▶ Aim:
In the entries below, find every line holding the string "Российской" and collect it.

--- Recorded data ---

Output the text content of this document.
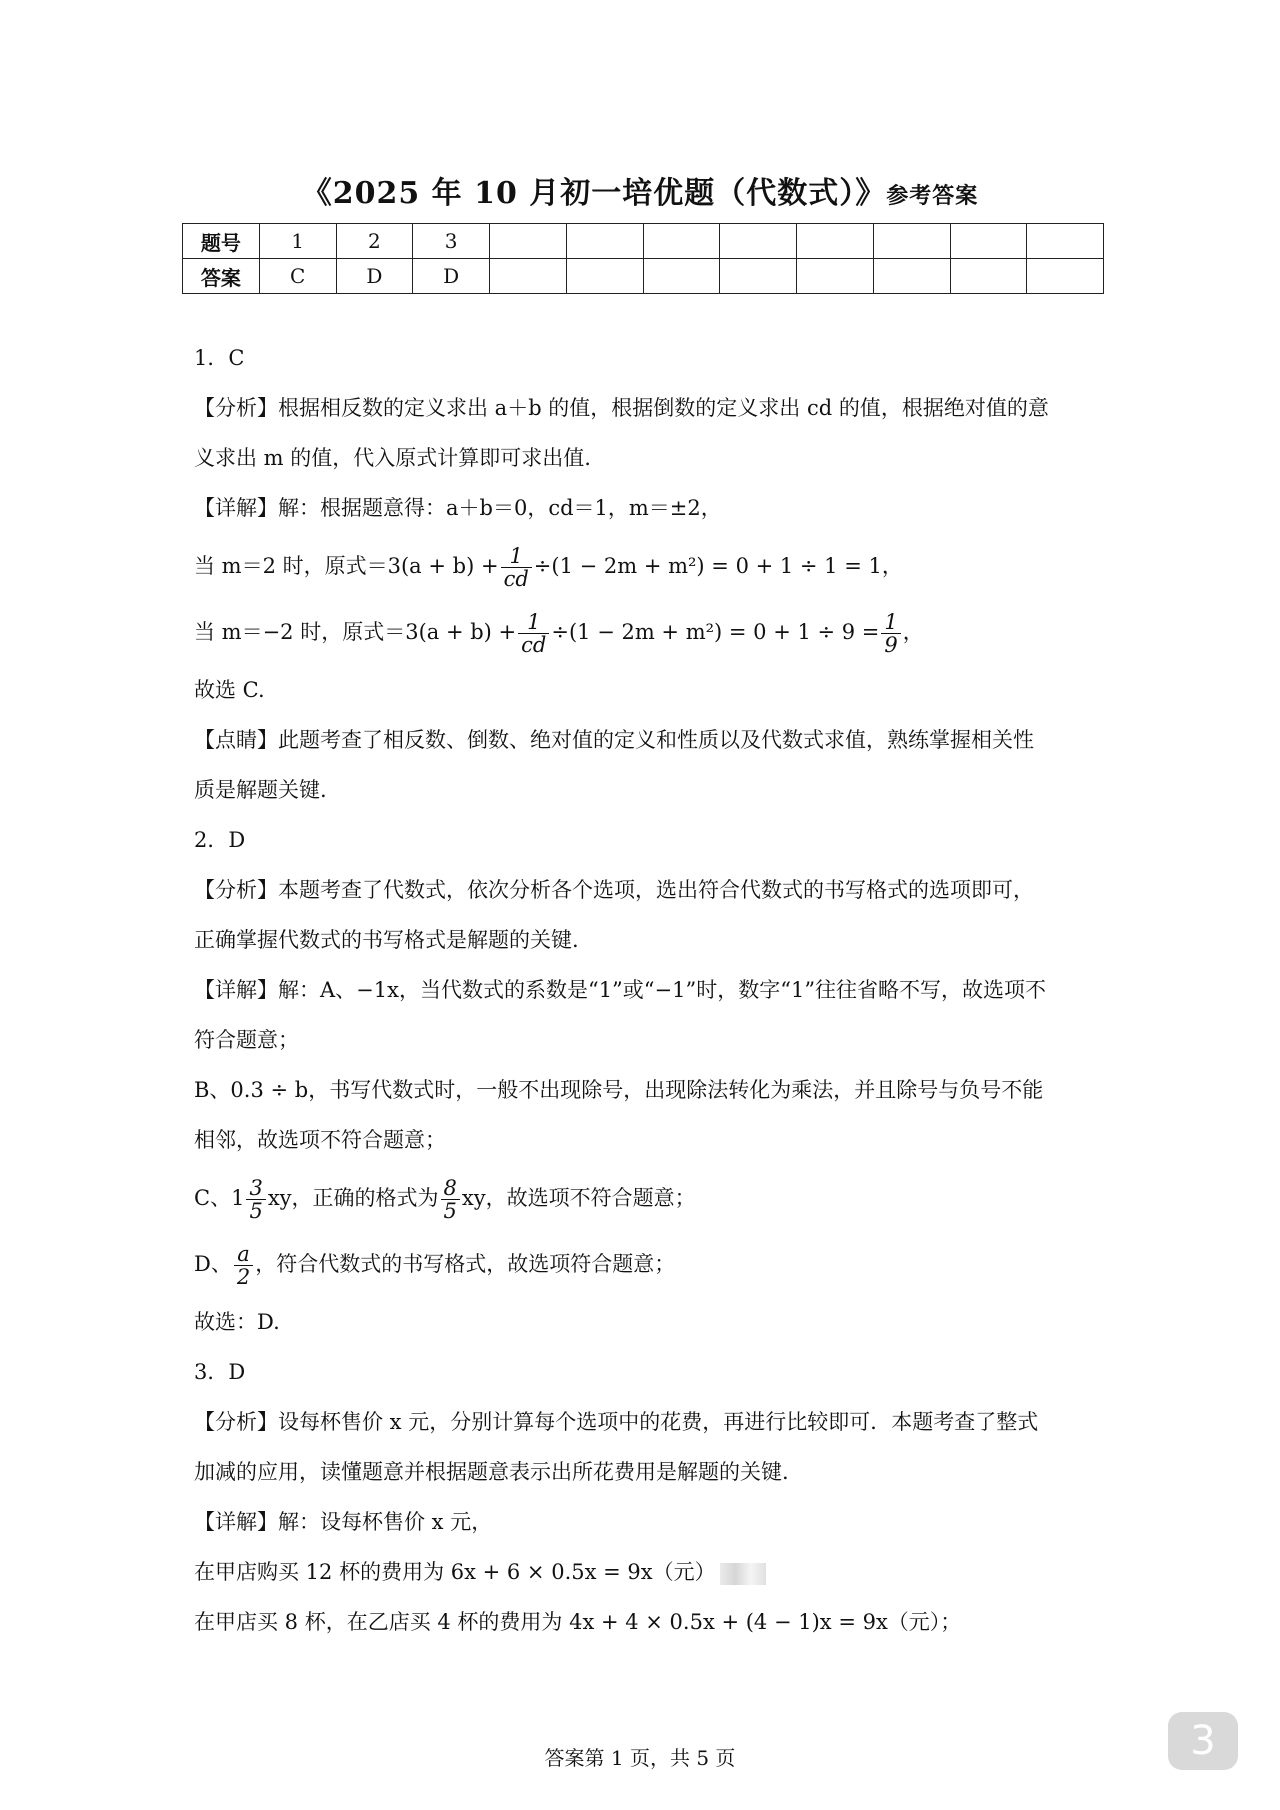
《2025 年 10 月初一培优题（代数式）》参考答案
题号	1	2	3								
答案	C	D	D								

1．C

【分析】根据相反数的定义求出 a＋b 的值，根据倒数的定义求出 cd 的值，根据绝对值的意

义求出 m 的值，代入原式计算即可求出值.

【详解】解：根据题意得：a＋b＝0，cd＝1，m＝±2，

当 m＝2 时，原式$=3(a + b) + \frac{1}{cd} \div(1 - 2m + m^2) = 0 + 1 \div 1 = 1$，

当 m＝−2 时，原式$=3(a + b) + \frac{1}{cd} \div(1 - 2m + m^2) = 0 + 1 \div 9 = \frac{1}{9}$ ，

故选 C.

【点睛】此题考查了相反数、倒数、绝对值的定义和性质以及代数式求值，熟练掌握相关性

质是解题关键.

2．D

【分析】本题考查了代数式，依次分析各个选项，选出符合代数式的书写格式的选项即可，

正确掌握代数式的书写格式是解题的关键.

【详解】解：A、−1x，当代数式的系数是“1”或“−1”时，数字“1”往往省略不写，故选项不

符合题意；

B、0.3 ÷ b，书写代数式时，一般不出现除号，出现除法转化为乘法，并且除号与负号不能

相邻，故选项不符合题意；

C、$1 \frac{3}{5}$ xy，正确的格式为 $\frac{8}{5}$ xy，故选项不符合题意；

D、 $\frac{a}{2}$ ，符合代数式的书写格式，故选项符合题意；

故选：D.

3．D

【分析】设每杯售价 x 元，分别计算每个选项中的花费，再进行比较即可．本题考查了整式

加减的应用，读懂题意并根据题意表示出所花费用是解题的关键.

【详解】解：设每杯售价 x 元，

在甲店购买 12 杯的费用为 6x + 6 × 0.5x = 9x（元）

在甲店买 8 杯，在乙店买 4 杯的费用为 4x + 4 × 0.5x + (4 − 1)x = 9x（元）；

答案第 1 页，共 5 页	3
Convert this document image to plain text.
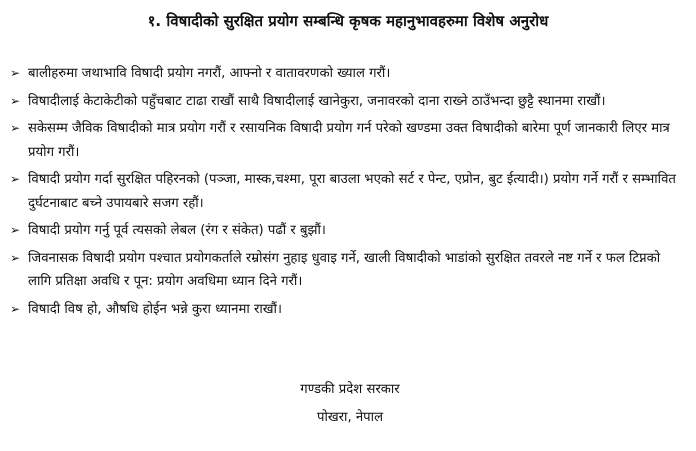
१. विषादीको सुरक्षित प्रयोग सम्बन्धि कृषक महानुभावहरुमा विशेष अनुरोध
➢ बालीहरुमा जथाभावि विषादी प्रयोग नगरौं, आफ्नो र वातावरणको ख्याल गरौं।
➢ विषादीलाई केटाकेटीको पहुँचबाट टाढा राखौं साथै विषादीलाई खानेकुरा, जनावरको दाना राख्ने ठाउँभन्दा छुट्टै स्थानमा राखौं।
➢ सकेसम्म जैविक विषादीको मात्र प्रयोग गरौं र रसायनिक विषादी प्रयोग गर्न परेको खण्डमा उक्त विषादीको बारेमा पूर्ण जानकारी लिएर मात्र प्रयोग गरौं।
➢ विषादी प्रयोग गर्दा सुरक्षित पहिरनको (पञ्जा, मास्क,चश्मा, पूरा बाउला भएको सर्ट र पेन्ट, एप्रोन, बुट ईत्यादी।) प्रयोग गर्ने गरौं र सम्भावित दुर्घटनाबाट बच्ने उपायबारे सजग रहौं।
➢ विषादी प्रयोग गर्नु पूर्व त्यसको लेबल (रंग र संकेत) पढौं र बुझौं।
➢ जिवनासक विषादी प्रयोग पश्चात प्रयोगकर्ताले रम्रोसंग नुहाइ धुवाइ गर्ने, खाली विषादीको भाडांको सुरक्षित तवरले नष्ट गर्ने र फल टिप्नको लागि प्रतिक्षा अवधि र पून: प्रयोग अवधिमा ध्यान दिने गरौं।
➢ विषादी विष हो, औषधि होईन भन्ने कुरा ध्यानमा राखौं।
गण्डकी प्रदेश सरकार
पोखरा, नेपाल
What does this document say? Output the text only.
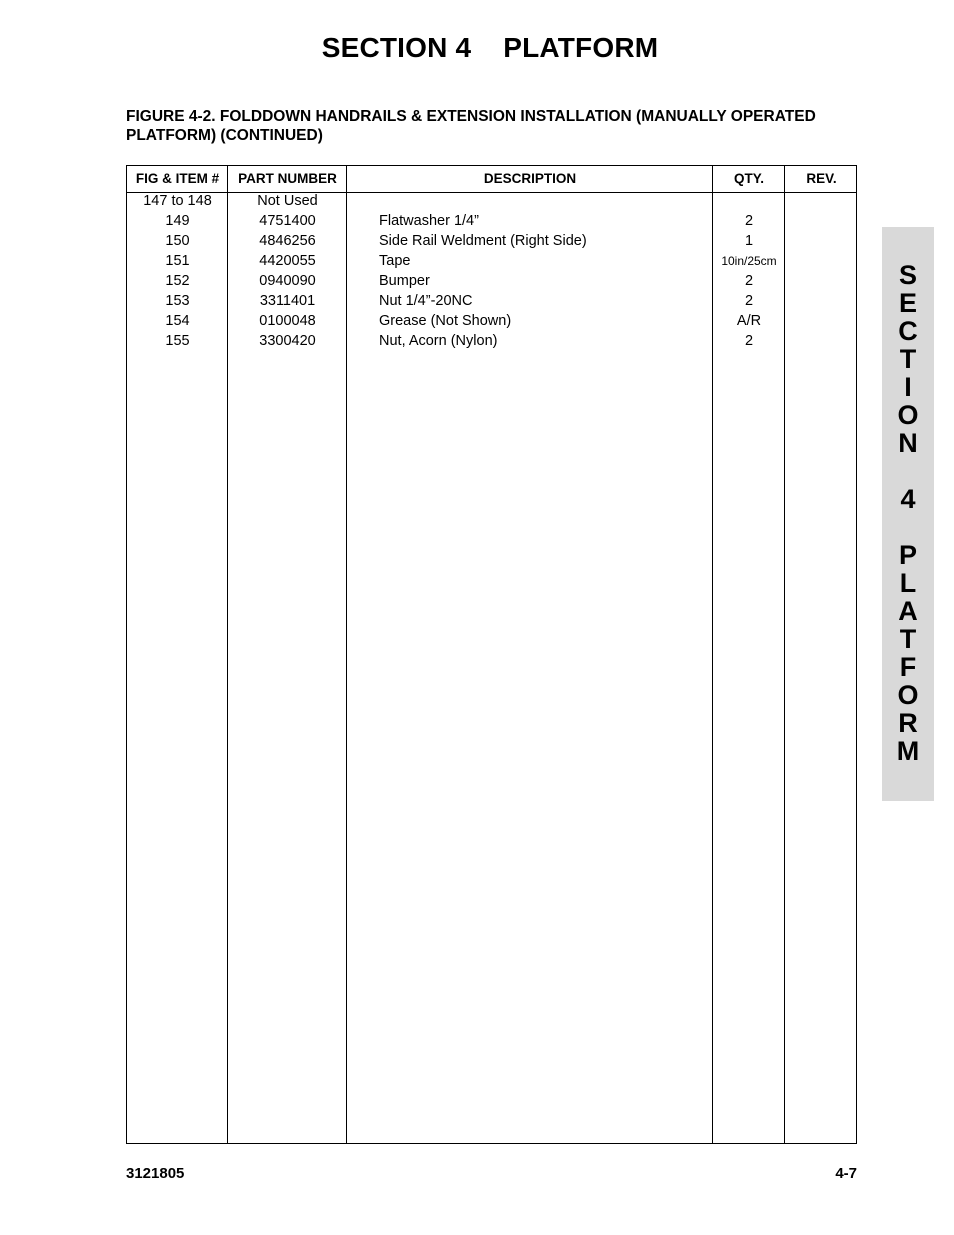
SECTION 4    PLATFORM
FIGURE 4-2. FOLDDOWN HANDRAILS & EXTENSION INSTALLATION (MANUALLY OPERATED PLATFORM) (CONTINUED)
FIG & ITEM #	PART NUMBER	DESCRIPTION	QTY.	REV.
147 to 148	Not Used
149	4751400	Flatwasher 1/4”	2
150	4846256	Side Rail Weldment (Right Side)	1
151	4420055	Tape	10in/25cm
152	0940090	Bumper	2
153	3311401	Nut 1/4”-20NC	2
154	0100048	Grease (Not Shown)	A/R
155	3300420	Nut, Acorn (Nylon)	2
S
E
C
T
I
O
N
4
P
L
A
T
F
O
R
M
3121805	4-7
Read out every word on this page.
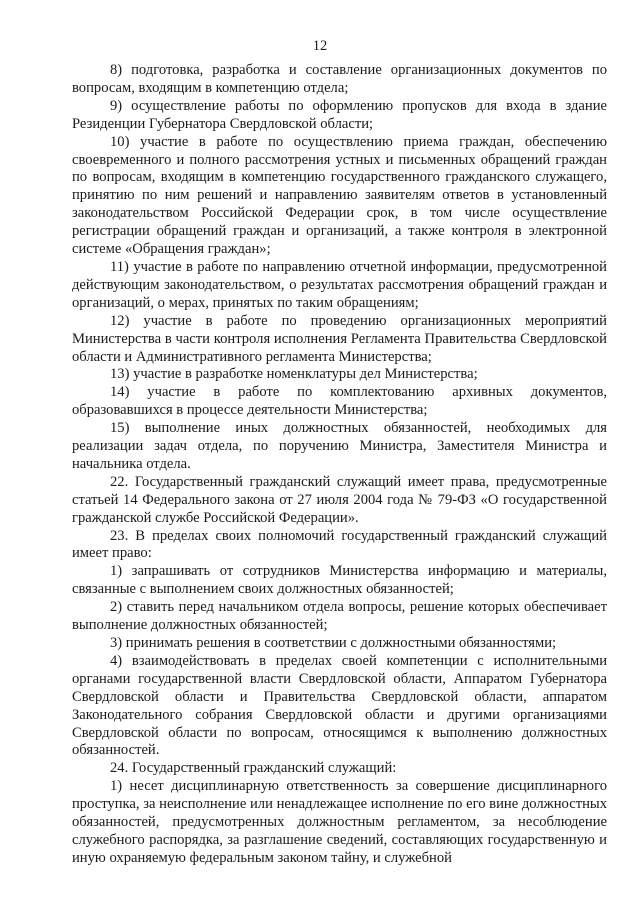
12

8) подготовка, разработка и составление организационных документов по вопросам, входящим в компетенцию отдела;

9) осуществление работы по оформлению пропусков для входа в здание Резиденции Губернатора Свердловской области;

10) участие в работе по осуществлению приема граждан, обеспечению своевременного и полного рассмотрения устных и письменных обращений граждан по вопросам, входящим в компетенцию государственного гражданского служащего, принятию по ним решений и направлению заявителям ответов в установленный законодательством Российской Федерации срок, в том числе осуществление регистрации обращений граждан и организаций, а также контроля в электронной системе «Обращения граждан»;

11) участие в работе по направлению отчетной информации, предусмотренной действующим законодательством, о результатах рассмотрения обращений граждан и организаций, о мерах, принятых по таким обращениям;

12) участие в работе по проведению организационных мероприятий Министерства в части контроля исполнения Регламента Правительства Свердловской области и Административного регламента Министерства;

13) участие в разработке номенклатуры дел Министерства;

14) участие в работе по комплектованию архивных документов, образовавшихся в процессе деятельности Министерства;

15) выполнение иных должностных обязанностей, необходимых для реализации задач отдела, по поручению Министра, Заместителя Министра и начальника отдела.

22. Государственный гражданский служащий имеет права, предусмотренные статьей 14 Федерального закона от 27 июля 2004 года № 79-ФЗ «О государственной гражданской службе Российской Федерации».

23. В пределах своих полномочий государственный гражданский служащий имеет право:

1) запрашивать от сотрудников Министерства информацию и материалы, связанные с выполнением своих должностных обязанностей;

2) ставить перед начальником отдела вопросы, решение которых обеспечивает выполнение должностных обязанностей;

3) принимать решения в соответствии с должностными обязанностями;

4) взаимодействовать в пределах своей компетенции с исполнительными органами государственной власти Свердловской области, Аппаратом Губернатора Свердловской области и Правительства Свердловской области, аппаратом Законодательного собрания Свердловской области и другими организациями Свердловской области по вопросам, относящимся к выполнению должностных обязанностей.

24. Государственный гражданский служащий:

1) несет дисциплинарную ответственность за совершение дисциплинарного проступка, за неисполнение или ненадлежащее исполнение по его вине должностных обязанностей, предусмотренных должностным регламентом, за несоблюдение служебного распорядка, за разглашение сведений, составляющих государственную и иную охраняемую федеральным законом тайну, и служебной
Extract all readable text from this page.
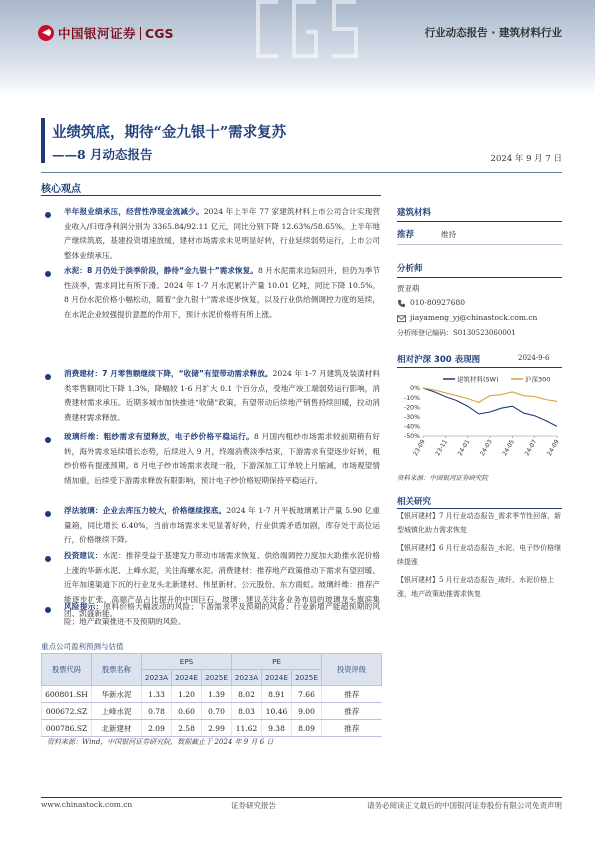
中国银河证券 CGS	行业动态报告 · 建筑材料行业
业绩筑底，期待“金九银十”需求复苏
——8 月动态报告	2024 年 9 月 7 日
核心观点
半年报业绩承压，经营性净现金流减少。2024 年上半年 77 家建筑材料上市公司合计实现营业收入/归母净利润分别为 3365.84/92.11 亿元，同比分别下降 12.63%/58.65%。上半年地产继续筑底，基建投资增速放缓，建材市场需求未见明显好转，行业延续弱势运行，上市公司整体业绩承压。
水泥：8 月仍处于淡季阶段，静待“金九银十”需求恢复。8 月水泥需求边际回升，但仍为季节性淡季，需求同比有所下滑。2024 年 1-7 月水泥累计产量 10.01 亿吨，同比下降 10.5%。8 月份水泥价格小幅松动，随着“金九银十”需求逐步恢复，以及行业供给侧调控力度的延续，在水泥企业较强提价意愿的作用下，预计水泥价格将有所上涨。
消费建材：7 月零售额继续下降，“收储”有望带动需求释放。2024 年 1-7 月建筑及装潢材料类零售额同比下降 1.3%，降幅较 1-6 月扩大 0.1 个百分点，受地产竣工端弱势运行影响，消费建材需求承压。近期多城市加快推进“收储”政策，有望带动后续地产销售持续回暖，拉动消费建材需求释放。
玻璃纤维：粗纱需求有望释放，电子纱价格平稳运行。8 月国内粗纱市场需求较前期稍有好转，海外需求延续增长态势，后续进入 9 月，终端消费淡季结束，下游需求有望逐步好转，粗纱价格有提涨预期。8 月电子纱市场需求表现一般，下游深加工订单较上月缩减，市场观望情绪加重，后续受下游需求释放有限影响，预计电子纱价格短期保持平稳运行。
浮法玻璃：企业去库压力较大，价格继续探底。2024 年 1-7 月平板玻璃累计产量 5.90 亿重量箱，同比增长 6.40%，当前市场需求未见显著好转，行业供需矛盾加剧，库存处于高位运行，价格继续下降。
投资建议：水泥：推荐受益于基建发力带动市场需求恢复、供给端调控力度加大助推水泥价格上涨的华新水泥、上峰水泥，关注海螺水泥。消费建材：推荐地产政策推动下需求有望回暖、近年加速渠道下沉的行业龙头北新建材、伟星新材、公元股份、东方雨虹。玻璃纤维：推荐产能逐步扩张、高端产品占比提升的中国巨石。玻璃：建议关注多业务布局的玻璃龙头旗滨集团、凯盛新能。
风险提示：原料价格大幅波动的风险；下游需求不及预期的风险；行业新增产能超预期的风险；地产政策推进不及预期的风险。
重点公司盈利预测与估值
股票代码	股票名称	EPS			PE			投资评级
		2023A	2024E	2025E	2023A	2024E	2025E	
600801.SH	华新水泥	1.33	1.20	1.39	8.02	8.91	7.66	推荐
000672.SZ	上峰水泥	0.78	0.60	0.70	8.03	10.46	9.00	推荐
000786.SZ	北新建材	2.09	2.58	2.99	11.62	9.38	8.09	推荐
资料来源：Wind，中国银河证券研究院，数据截止于 2024 年 9 月 6 日
建筑材料
推荐	维持
分析师
贾亚萌
010-80927680
jiayameng_yj@chinastock.com.cn
分析师登记编码：S0130523060001
相对沪深 300 表现图	2024-9-6
建筑材料(SW)	沪深300
0%
-10%
-20%
-30%
-40%
-50%
23-09 23-11 24-01 24-03 24-05 24-07 24-09
资料来源：中国银河证券研究院
相关研究

【银河建材】7 月行业动态报告_需求季节性回落，新型城镇化助力需求恢复

【银河建材】6 月行业动态报告_水泥、电子纱价格继续提涨

【银河建材】5 月行业动态报告_玻纤、水泥价格上涨，地产政策助推需求恢复

www.chinastock.com.cn	证券研究报告	请务必阅读正文最后的中国银河证券股份有限公司免责声明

---

▶ Exercise answer:
10) участие в работе по осуществлению приема граждан, обеспечению своевременного и полного рассмотрения устных и письменных обращений граждан по вопросам, входящим в компетенцию государственного гражданского служащего, принятию по ним решений и направлению заявителям ответов в установленный законодательством Российской Федерации срок, в том числе осуществление регистрации обращений граждан и организаций, а также контроля в электронной системе «Обращения граждан»;
22. Государственный гражданский служащий имеет права, предусмотренные статьей 14 Федерального закона от 27 июля 2004 года № 79-ФЗ «О государственной гражданской службе Российской Федерации».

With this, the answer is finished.